__Extracted information__:
· · · ·
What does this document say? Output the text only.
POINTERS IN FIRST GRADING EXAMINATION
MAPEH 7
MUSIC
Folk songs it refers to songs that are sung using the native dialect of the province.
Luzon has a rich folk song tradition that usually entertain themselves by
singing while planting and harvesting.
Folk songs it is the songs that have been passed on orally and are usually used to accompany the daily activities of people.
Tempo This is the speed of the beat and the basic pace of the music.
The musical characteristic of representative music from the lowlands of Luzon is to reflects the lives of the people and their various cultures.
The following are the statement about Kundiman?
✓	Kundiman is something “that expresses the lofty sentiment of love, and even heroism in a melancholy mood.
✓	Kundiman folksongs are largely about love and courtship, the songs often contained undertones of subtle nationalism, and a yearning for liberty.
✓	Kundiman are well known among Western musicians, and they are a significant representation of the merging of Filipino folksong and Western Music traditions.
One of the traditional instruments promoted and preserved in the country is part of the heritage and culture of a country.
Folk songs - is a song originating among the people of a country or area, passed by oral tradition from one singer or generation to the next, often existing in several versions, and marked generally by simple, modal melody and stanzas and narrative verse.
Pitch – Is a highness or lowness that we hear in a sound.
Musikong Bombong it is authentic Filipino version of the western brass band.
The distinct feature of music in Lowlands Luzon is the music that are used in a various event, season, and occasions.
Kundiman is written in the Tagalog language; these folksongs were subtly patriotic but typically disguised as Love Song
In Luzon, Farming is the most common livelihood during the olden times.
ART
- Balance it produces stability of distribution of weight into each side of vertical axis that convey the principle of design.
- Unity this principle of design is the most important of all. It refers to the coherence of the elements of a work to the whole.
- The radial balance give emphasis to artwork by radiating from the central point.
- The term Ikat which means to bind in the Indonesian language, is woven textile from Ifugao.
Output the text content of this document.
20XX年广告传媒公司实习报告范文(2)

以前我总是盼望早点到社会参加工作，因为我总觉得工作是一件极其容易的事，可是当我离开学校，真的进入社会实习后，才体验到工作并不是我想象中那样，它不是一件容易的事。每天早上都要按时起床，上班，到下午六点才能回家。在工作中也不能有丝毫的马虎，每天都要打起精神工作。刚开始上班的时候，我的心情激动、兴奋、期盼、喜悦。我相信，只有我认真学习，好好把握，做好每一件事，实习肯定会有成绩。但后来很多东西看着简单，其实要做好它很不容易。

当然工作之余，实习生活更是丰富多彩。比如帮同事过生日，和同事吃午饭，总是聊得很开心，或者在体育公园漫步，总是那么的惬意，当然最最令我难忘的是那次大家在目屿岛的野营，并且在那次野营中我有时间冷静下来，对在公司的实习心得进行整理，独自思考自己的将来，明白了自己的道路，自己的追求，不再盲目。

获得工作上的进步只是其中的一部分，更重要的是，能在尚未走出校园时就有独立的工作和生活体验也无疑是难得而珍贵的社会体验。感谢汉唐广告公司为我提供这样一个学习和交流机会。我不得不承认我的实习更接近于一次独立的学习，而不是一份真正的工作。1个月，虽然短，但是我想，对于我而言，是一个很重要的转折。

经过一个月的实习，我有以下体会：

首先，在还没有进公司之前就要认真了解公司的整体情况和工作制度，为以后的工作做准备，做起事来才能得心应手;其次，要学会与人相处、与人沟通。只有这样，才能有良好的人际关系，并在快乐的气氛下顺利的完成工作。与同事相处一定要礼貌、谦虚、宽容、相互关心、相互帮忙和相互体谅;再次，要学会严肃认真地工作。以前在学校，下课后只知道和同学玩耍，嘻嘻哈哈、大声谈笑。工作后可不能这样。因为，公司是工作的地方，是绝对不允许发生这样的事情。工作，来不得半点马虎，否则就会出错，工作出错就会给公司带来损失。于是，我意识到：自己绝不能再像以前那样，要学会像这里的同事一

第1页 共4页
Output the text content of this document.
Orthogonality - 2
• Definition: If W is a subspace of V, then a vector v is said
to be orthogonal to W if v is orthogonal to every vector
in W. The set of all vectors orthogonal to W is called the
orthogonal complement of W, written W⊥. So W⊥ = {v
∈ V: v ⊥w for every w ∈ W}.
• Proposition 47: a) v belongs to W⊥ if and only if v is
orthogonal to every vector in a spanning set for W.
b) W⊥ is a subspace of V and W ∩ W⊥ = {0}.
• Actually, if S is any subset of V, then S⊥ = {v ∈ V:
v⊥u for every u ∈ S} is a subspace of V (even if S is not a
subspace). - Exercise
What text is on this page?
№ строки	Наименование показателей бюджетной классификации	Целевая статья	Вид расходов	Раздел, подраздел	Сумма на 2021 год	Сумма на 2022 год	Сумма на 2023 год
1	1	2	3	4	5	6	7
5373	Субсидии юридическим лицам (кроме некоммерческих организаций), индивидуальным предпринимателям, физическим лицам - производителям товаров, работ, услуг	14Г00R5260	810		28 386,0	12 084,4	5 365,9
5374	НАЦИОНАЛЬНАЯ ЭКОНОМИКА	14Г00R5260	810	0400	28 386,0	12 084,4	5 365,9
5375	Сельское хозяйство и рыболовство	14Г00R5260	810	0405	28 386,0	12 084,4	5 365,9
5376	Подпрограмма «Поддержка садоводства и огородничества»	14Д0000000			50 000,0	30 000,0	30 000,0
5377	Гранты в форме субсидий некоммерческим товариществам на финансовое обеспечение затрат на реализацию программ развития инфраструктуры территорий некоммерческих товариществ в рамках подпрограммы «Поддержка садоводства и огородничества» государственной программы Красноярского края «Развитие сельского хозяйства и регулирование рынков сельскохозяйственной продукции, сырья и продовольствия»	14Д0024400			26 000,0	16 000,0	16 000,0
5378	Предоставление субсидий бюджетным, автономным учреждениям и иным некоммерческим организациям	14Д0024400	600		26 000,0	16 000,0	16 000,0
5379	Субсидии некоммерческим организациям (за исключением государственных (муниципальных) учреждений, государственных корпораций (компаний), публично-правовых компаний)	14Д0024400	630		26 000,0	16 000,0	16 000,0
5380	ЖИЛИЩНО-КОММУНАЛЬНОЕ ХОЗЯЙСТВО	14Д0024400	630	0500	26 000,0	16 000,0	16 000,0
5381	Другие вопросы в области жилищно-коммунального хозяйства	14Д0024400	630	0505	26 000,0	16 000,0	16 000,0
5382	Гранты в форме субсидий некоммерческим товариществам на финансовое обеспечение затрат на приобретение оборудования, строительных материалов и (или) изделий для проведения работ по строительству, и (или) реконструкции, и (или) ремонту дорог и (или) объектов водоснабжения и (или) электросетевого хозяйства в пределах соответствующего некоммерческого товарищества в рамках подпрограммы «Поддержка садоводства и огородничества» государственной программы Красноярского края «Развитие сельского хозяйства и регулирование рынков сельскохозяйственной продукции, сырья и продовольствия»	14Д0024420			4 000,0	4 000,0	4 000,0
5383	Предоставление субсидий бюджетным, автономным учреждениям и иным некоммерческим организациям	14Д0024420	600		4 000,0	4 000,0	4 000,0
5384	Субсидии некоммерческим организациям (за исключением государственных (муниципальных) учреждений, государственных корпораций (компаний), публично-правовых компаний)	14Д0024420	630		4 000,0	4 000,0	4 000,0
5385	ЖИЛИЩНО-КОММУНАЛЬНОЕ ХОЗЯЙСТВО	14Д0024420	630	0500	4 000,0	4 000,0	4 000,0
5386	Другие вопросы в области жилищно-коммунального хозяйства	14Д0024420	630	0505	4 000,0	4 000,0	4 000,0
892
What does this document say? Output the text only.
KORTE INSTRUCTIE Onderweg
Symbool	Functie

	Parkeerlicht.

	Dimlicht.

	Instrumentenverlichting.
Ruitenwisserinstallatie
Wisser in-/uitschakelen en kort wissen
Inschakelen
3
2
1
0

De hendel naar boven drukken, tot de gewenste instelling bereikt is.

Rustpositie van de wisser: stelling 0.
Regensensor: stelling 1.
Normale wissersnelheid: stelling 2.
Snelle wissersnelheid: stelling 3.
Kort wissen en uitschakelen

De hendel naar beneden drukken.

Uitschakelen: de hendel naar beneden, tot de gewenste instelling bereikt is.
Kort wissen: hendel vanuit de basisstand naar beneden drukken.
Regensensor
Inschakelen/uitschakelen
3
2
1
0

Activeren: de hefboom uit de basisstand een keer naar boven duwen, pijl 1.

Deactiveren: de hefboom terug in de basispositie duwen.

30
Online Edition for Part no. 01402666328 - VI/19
· · · ·
__Request__: Examine the listing and say how many of its lines contain the string "Regensensor". Give the number alone.

__Solution to this exercise__: 2